Transcribe each record precisely; images stay out.

Stored entries
* * *

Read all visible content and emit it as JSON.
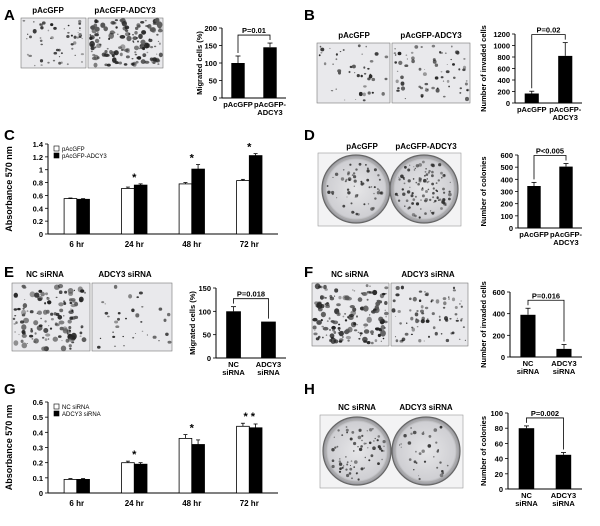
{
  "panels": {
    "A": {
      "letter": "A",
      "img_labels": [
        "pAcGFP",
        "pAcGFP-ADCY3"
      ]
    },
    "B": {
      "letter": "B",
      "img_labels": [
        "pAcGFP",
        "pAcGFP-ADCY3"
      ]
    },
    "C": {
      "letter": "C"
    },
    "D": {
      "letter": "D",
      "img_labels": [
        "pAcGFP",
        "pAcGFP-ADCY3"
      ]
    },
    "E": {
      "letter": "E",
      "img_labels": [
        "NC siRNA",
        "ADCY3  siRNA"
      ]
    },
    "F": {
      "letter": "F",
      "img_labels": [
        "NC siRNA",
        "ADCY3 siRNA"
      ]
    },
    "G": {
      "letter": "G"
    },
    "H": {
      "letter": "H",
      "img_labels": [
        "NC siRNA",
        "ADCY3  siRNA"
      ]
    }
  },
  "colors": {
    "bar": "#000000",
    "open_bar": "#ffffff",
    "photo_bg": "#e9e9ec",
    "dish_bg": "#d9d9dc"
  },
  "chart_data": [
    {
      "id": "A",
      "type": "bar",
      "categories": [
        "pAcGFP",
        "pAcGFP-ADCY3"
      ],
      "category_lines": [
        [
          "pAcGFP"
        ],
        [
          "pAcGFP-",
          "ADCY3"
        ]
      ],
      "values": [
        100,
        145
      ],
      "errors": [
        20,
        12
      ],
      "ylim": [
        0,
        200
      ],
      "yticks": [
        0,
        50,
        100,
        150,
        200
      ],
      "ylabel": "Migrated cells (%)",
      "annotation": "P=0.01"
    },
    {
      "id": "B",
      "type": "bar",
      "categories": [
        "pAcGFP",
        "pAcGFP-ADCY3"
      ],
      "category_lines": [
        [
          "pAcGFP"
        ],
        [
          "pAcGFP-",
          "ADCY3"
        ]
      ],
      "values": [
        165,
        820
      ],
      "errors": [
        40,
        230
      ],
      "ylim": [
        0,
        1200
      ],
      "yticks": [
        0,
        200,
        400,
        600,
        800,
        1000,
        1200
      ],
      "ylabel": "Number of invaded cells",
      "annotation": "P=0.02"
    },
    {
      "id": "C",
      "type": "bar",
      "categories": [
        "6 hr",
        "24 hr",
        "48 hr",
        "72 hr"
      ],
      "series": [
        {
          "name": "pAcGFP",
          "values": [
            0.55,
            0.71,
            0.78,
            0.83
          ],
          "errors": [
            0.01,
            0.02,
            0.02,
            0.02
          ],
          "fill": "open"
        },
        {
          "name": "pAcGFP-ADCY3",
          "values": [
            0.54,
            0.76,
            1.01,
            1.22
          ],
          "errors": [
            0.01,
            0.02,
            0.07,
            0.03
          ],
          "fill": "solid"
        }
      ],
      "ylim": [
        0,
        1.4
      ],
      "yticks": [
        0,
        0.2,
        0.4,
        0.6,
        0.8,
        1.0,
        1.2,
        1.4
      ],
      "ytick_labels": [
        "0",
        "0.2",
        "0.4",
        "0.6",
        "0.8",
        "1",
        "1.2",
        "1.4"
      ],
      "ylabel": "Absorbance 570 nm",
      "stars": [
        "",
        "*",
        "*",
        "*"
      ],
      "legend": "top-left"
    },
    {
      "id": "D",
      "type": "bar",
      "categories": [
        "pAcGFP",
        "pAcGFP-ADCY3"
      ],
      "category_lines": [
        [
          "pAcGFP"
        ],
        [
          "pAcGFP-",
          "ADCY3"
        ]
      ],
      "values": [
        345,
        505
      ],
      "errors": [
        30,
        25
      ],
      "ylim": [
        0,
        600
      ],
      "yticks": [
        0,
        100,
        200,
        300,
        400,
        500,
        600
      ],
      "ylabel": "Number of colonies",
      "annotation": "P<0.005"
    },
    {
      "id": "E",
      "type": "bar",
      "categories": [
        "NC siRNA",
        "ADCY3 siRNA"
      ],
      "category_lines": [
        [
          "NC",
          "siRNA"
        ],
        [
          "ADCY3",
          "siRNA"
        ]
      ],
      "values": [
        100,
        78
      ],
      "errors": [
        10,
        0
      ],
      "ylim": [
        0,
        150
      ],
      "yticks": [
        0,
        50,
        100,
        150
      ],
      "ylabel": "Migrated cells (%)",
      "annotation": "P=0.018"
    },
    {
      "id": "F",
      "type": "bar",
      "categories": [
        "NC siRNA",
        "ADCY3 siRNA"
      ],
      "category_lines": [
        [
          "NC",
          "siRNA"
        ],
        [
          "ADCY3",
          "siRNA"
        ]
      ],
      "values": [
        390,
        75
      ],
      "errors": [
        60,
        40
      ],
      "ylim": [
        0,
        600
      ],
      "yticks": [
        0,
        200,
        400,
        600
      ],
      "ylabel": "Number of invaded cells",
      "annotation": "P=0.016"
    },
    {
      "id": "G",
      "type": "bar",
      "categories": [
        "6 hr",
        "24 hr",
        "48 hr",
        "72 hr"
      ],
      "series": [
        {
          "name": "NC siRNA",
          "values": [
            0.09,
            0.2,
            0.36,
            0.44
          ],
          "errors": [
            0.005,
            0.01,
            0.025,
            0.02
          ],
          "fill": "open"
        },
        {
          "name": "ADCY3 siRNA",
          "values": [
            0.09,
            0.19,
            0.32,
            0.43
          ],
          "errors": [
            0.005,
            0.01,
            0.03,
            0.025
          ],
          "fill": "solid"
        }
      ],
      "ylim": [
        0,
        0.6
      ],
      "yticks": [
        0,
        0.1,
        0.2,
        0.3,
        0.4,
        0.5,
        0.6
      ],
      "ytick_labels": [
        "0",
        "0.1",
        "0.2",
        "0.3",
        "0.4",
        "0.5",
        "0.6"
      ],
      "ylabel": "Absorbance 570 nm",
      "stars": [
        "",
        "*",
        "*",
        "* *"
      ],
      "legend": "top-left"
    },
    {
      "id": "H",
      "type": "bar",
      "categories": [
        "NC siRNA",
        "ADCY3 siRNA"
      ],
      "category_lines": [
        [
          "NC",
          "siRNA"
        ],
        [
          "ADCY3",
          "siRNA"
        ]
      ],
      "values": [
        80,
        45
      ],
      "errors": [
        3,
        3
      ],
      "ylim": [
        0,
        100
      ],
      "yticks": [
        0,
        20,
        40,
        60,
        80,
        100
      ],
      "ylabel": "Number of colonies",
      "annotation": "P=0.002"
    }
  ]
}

* * *

(EXERCISE OUTPUT):
Read all visible content and emit it as JSON.
{
  "panels": {
    "A": {
      "letter": "A",
      "img_labels": [
        "pAcGFP",
        "pAcGFP-ADCY3"
      ]
    },
    "B": {
      "letter": "B",
      "img_labels": [
        "pAcGFP",
        "pAcGFP-ADCY3"
      ]
    },
    "C": {
      "letter": "C"
    },
    "D": {
      "letter": "D",
      "img_labels": [
        "pAcGFP",
        "pAcGFP-ADCY3"
      ]
    },
    "E": {
      "letter": "E",
      "img_labels": [
        "NC siRNA",
        "ADCY3  siRNA"
      ]
    },
    "F": {
      "letter": "F",
      "img_labels": [
        "NC siRNA",
        "ADCY3 siRNA"
      ]
    },
    "G": {
      "letter": "G"
    },
    "H": {
      "letter": "H",
      "img_labels": [
        "NC siRNA",
        "ADCY3  siRNA"
      ]
    }
  },
  "colors": {
    "bar": "#000000",
    "open_bar": "#ffffff",
    "photo_bg": "#e9e9ec",
    "dish_bg": "#d9d9dc"
  },
  "chart_data": [
    {
      "id": "A",
      "type": "bar",
      "categories": [
        "pAcGFP",
        "pAcGFP-ADCY3"
      ],
      "category_lines": [
        [
          "pAcGFP"
        ],
        [
          "pAcGFP-",
          "ADCY3"
        ]
      ],
      "values": [
        100,
        145
      ],
      "errors": [
        20,
        12
      ],
      "ylim": [
        0,
        200
      ],
      "yticks": [
        0,
        50,
        100,
        150,
        200
      ],
      "ylabel": "Migrated cells (%)",
      "annotation": "P=0.01"
    },
    {
      "id": "B",
      "type": "bar",
      "categories": [
        "pAcGFP",
        "pAcGFP-ADCY3"
      ],
      "category_lines": [
        [
          "pAcGFP"
        ],
        [
          "pAcGFP-",
          "ADCY3"
        ]
      ],
      "values": [
        165,
        820
      ],
      "errors": [
        40,
        230
      ],
      "ylim": [
        0,
        1200
      ],
      "yticks": [
        0,
        200,
        400,
        600,
        800,
        1000,
        1200
      ],
      "ylabel": "Number of invaded cells",
      "annotation": "P=0.02"
    },
    {
      "id": "C",
      "type": "bar",
      "categories": [
        "6 hr",
        "24 hr",
        "48 hr",
        "72 hr"
      ],
      "series": [
        {
          "name": "pAcGFP",
          "values": [
            0.55,
            0.71,
            0.78,
            0.83
          ],
          "errors": [
            0.01,
            0.02,
            0.02,
            0.02
          ],
          "fill": "open"
        },
        {
          "name": "pAcGFP-ADCY3",
          "values": [
            0.54,
            0.76,
            1.01,
            1.22
          ],
          "errors": [
            0.01,
            0.02,
            0.07,
            0.03
          ],
          "fill": "solid"
        }
      ],
      "ylim": [
        0,
        1.4
      ],
      "yticks": [
        0,
        0.2,
        0.4,
        0.6,
        0.8,
        1.0,
        1.2,
        1.4
      ],
      "ytick_labels": [
        "0",
        "0.2",
        "0.4",
        "0.6",
        "0.8",
        "1",
        "1.2",
        "1.4"
      ],
      "ylabel": "Absorbance 570 nm",
      "stars": [
        "",
        "*",
        "*",
        "*"
      ],
      "legend": "top-left"
    },
    {
      "id": "D",
      "type": "bar",
      "categories": [
        "pAcGFP",
        "pAcGFP-ADCY3"
      ],
      "category_lines": [
        [
          "pAcGFP"
        ],
        [
          "pAcGFP-",
          "ADCY3"
        ]
      ],
      "values": [
        345,
        505
      ],
      "errors": [
        30,
        25
      ],
      "ylim": [
        0,
        600
      ],
      "yticks": [
        0,
        100,
        200,
        300,
        400,
        500,
        600
      ],
      "ylabel": "Number of colonies",
      "annotation": "P<0.005"
    },
    {
      "id": "E",
      "type": "bar",
      "categories": [
        "NC siRNA",
        "ADCY3 siRNA"
      ],
      "category_lines": [
        [
          "NC",
          "siRNA"
        ],
        [
          "ADCY3",
          "siRNA"
        ]
      ],
      "values": [
        100,
        78
      ],
      "errors": [
        10,
        0
      ],
      "ylim": [
        0,
        150
      ],
      "yticks": [
        0,
        50,
        100,
        150
      ],
      "ylabel": "Migrated cells (%)",
      "annotation": "P=0.018"
    },
    {
      "id": "F",
      "type": "bar",
      "categories": [
        "NC siRNA",
        "ADCY3 siRNA"
      ],
      "category_lines": [
        [
          "NC",
          "siRNA"
        ],
        [
          "ADCY3",
          "siRNA"
        ]
      ],
      "values": [
        390,
        75
      ],
      "errors": [
        60,
        40
      ],
      "ylim": [
        0,
        600
      ],
      "yticks": [
        0,
        200,
        400,
        600
      ],
      "ylabel": "Number of invaded cells",
      "annotation": "P=0.016"
    },
    {
      "id": "G",
      "type": "bar",
      "categories": [
        "6 hr",
        "24 hr",
        "48 hr",
        "72 hr"
      ],
      "series": [
        {
          "name": "NC siRNA",
          "values": [
            0.09,
            0.2,
            0.36,
            0.44
          ],
          "errors": [
            0.005,
            0.01,
            0.025,
            0.02
          ],
          "fill": "open"
        },
        {
          "name": "ADCY3 siRNA",
          "values": [
            0.09,
            0.19,
            0.32,
            0.43
          ],
          "errors": [
            0.005,
            0.01,
            0.03,
            0.025
          ],
          "fill": "solid"
        }
      ],
      "ylim": [
        0,
        0.6
      ],
      "yticks": [
        0,
        0.1,
        0.2,
        0.3,
        0.4,
        0.5,
        0.6
      ],
      "ytick_labels": [
        "0",
        "0.1",
        "0.2",
        "0.3",
        "0.4",
        "0.5",
        "0.6"
      ],
      "ylabel": "Absorbance 570 nm",
      "stars": [
        "",
        "*",
        "*",
        "* *"
      ],
      "legend": "top-left"
    },
    {
      "id": "H",
      "type": "bar",
      "categories": [
        "NC siRNA",
        "ADCY3 siRNA"
      ],
      "category_lines": [
        [
          "NC",
          "siRNA"
        ],
        [
          "ADCY3",
          "siRNA"
        ]
      ],
      "values": [
        80,
        45
      ],
      "errors": [
        3,
        3
      ],
      "ylim": [
        0,
        100
      ],
      "yticks": [
        0,
        20,
        40,
        60,
        80,
        100
      ],
      "ylabel": "Number of colonies",
      "annotation": "P=0.002"
    }
  ]
}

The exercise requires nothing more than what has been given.